** Exercise goal **
Extract each line containing the string "①飘在脸上".

** Record list **
---*---
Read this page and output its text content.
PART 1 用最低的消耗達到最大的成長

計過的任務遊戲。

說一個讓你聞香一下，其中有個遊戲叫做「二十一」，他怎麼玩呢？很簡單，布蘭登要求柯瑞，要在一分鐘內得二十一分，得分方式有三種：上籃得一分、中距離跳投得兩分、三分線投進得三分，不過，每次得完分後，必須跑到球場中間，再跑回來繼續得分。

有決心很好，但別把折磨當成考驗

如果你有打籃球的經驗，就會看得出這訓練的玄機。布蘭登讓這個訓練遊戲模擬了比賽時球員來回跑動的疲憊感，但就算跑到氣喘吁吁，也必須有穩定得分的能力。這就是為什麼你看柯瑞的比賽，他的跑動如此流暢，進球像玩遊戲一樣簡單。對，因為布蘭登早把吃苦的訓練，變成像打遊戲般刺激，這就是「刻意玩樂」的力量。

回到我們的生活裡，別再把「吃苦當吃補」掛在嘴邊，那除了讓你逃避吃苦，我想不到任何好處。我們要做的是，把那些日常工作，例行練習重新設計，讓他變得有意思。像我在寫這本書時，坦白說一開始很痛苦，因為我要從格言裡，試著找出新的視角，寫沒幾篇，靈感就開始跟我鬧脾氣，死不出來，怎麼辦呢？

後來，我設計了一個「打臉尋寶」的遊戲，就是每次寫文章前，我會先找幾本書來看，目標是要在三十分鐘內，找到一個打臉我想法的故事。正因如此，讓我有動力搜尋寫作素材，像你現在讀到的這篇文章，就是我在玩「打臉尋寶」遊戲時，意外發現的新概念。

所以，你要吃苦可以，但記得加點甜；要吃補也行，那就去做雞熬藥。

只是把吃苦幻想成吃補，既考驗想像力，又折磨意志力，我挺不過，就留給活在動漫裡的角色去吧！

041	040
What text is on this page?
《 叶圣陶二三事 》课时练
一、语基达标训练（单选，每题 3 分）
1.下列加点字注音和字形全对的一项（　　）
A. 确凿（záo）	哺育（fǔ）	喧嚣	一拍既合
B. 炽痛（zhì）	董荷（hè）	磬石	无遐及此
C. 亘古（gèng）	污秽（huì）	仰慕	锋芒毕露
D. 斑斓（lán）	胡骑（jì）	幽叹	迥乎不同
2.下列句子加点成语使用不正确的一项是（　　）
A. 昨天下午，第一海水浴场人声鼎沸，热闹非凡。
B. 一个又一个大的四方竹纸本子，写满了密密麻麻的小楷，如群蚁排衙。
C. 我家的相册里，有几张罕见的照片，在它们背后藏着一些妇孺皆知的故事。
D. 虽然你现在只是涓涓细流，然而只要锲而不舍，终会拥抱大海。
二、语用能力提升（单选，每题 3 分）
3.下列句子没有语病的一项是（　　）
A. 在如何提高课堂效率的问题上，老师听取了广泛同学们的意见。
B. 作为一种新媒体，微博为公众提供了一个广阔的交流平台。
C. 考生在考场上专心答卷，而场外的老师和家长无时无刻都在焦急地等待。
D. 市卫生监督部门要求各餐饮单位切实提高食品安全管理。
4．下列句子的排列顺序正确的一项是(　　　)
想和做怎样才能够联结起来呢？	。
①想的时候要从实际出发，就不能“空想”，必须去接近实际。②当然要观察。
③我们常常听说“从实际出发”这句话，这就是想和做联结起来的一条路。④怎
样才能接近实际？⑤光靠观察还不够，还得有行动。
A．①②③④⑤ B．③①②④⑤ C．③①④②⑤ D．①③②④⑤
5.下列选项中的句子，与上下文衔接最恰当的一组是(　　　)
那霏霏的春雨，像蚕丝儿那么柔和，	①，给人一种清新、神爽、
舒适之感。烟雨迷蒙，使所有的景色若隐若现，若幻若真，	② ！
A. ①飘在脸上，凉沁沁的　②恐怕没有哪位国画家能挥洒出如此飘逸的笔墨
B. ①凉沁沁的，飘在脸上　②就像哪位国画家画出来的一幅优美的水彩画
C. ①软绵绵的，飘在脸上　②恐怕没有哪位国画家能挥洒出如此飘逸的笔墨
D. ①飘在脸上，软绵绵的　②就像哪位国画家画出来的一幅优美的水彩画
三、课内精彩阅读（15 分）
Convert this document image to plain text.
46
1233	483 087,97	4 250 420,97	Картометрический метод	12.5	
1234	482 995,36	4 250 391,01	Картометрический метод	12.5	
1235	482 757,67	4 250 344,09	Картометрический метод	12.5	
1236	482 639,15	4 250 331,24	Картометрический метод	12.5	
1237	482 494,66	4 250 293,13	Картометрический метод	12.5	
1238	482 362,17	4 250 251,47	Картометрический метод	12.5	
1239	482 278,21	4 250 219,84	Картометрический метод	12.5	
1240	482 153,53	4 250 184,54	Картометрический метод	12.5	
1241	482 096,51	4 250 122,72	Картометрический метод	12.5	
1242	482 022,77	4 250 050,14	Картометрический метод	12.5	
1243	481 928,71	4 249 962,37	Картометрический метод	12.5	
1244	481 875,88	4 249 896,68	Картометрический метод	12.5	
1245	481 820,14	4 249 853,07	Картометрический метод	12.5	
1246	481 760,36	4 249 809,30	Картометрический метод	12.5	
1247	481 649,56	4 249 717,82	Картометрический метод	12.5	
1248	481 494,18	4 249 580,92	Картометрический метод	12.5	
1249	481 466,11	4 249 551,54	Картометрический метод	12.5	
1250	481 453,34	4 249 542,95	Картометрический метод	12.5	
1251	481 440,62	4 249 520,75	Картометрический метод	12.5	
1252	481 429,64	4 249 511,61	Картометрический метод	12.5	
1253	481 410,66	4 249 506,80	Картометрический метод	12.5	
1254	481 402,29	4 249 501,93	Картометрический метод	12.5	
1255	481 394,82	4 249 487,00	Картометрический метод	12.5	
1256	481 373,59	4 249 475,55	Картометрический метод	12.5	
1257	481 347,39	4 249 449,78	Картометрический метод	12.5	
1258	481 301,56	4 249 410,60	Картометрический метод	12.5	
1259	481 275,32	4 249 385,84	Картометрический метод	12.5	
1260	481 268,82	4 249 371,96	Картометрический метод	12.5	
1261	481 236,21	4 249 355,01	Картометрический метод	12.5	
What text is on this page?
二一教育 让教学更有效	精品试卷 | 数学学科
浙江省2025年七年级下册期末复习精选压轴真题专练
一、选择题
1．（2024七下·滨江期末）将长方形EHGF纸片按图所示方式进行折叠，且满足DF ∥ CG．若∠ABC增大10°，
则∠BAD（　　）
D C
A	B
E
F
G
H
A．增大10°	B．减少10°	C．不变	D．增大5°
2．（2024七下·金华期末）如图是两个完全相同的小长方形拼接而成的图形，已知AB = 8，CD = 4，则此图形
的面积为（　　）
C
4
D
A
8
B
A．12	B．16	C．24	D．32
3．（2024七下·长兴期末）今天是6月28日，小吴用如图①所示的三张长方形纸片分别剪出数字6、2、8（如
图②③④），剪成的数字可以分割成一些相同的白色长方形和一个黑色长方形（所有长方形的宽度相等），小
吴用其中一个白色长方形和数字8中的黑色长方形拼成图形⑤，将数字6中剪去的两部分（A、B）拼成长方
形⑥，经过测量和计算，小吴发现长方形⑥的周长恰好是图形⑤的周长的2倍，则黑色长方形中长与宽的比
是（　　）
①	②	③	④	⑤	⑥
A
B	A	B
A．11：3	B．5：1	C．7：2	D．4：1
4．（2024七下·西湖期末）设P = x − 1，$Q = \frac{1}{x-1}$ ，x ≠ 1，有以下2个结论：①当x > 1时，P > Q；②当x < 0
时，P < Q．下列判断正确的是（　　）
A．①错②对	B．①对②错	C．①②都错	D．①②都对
---*---
** Reply to the task **
A. ①飘在脸上，凉沁沁的　②恐怕没有哪位国画家能挥洒出如此飘逸的笔墨
D. ①飘在脸上，软绵绵的　②就像哪位国画家画出来的一幅优美的水彩画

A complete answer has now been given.